◆ Records to use ◆
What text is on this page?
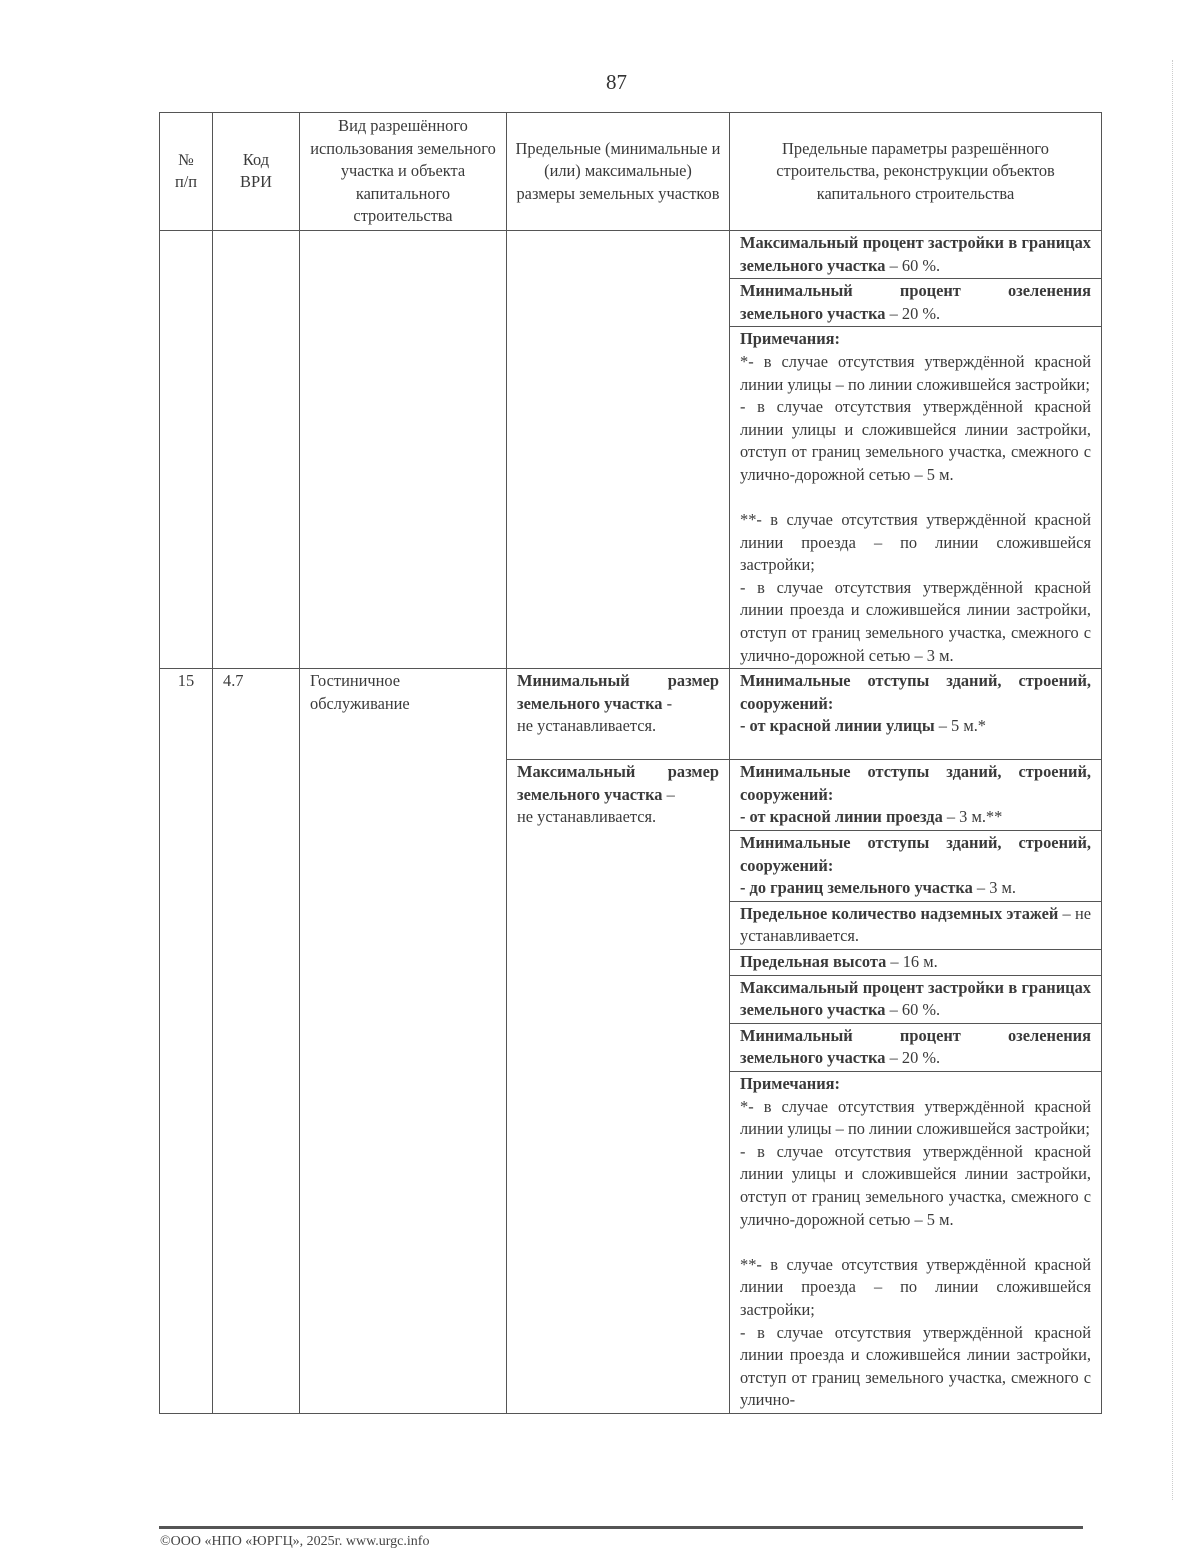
87
№ п/п	Код ВРИ	Вид разрешённого использования земельного участка и объекта капитального строительства	Предельные (минимальные и (или) максимальные) размеры земельных участков	Предельные параметры разрешённого строительства, реконструкции объектов капитального строительства
				Максимальный процент застройки в границах земельного участка – 60 %.
				Минимальный процент озеленения земельного участка – 20 %.

				Примечания:
*- в случае отсутствия утверждённой красной линии улицы – по линии сложившейся застройки;
- в случае отсутствия утверждённой красной линии улицы и сложившейся линии застройки, отступ от границ земельного участка, смежного с улично-дорожной сетью – 5 м.
**- в случае отсутствия утверждённой красной линии проезда – по линии сложившейся застройки;
- в случае отсутствия утверждённой красной линии проезда и сложившейся линии застройки, отступ от границ земельного участка, смежного с улично-дорожной сетью – 3 м.

15	4.7	Гостиничное обслуживание	Минимальный размер земельного участка -
не устанавливается.	Минимальные отступы зданий, строений, сооружений:
- от красной линии улицы – 5 м.*
			Максимальный размер земельного участка –
не устанавливается.	Минимальные отступы зданий, строений, сооружений:
- от красной линии проезда – 3 м.**
				Минимальные отступы зданий, строений, сооружений:
- до границ земельного участка – 3 м.
				Предельное количество надземных этажей – не устанавливается.
				Предельная высота – 16 м.
				Максимальный процент застройки в границах земельного участка – 60 %.
				Минимальный процент озеленения земельного участка – 20 %.

				Примечания:
*- в случае отсутствия утверждённой красной линии улицы – по линии сложившейся застройки;
- в случае отсутствия утверждённой красной линии улицы и сложившейся линии застройки, отступ от границ земельного участка, смежного с улично-дорожной сетью – 5 м.
**- в случае отсутствия утверждённой красной линии проезда – по линии сложившейся застройки;
- в случае отсутствия утверждённой красной линии проезда и сложившейся линии застройки, отступ от границ земельного участка, смежного с улично-

©ООО «НПО «ЮРГЦ», 2025г. www.urgc.info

◆ Instruction ◆
Pull every line containing "проезда" from the material above.

◆ Complete answer ◆
**- в случае отсутствия утверждённой красной линии проезда – по линии сложившейся застройки;
- в случае отсутствия утверждённой красной линии проезда и сложившейся линии застройки, отступ от границ земельного участка, смежного с улично-дорожной сетью – 3 м.
- от красной линии проезда – 3 м.**
**- в случае отсутствия утверждённой красной линии проезда – по линии сложившейся застройки;
- в случае отсутствия утверждённой красной линии проезда и сложившейся линии застройки, отступ от границ земельного участка, смежного с улично-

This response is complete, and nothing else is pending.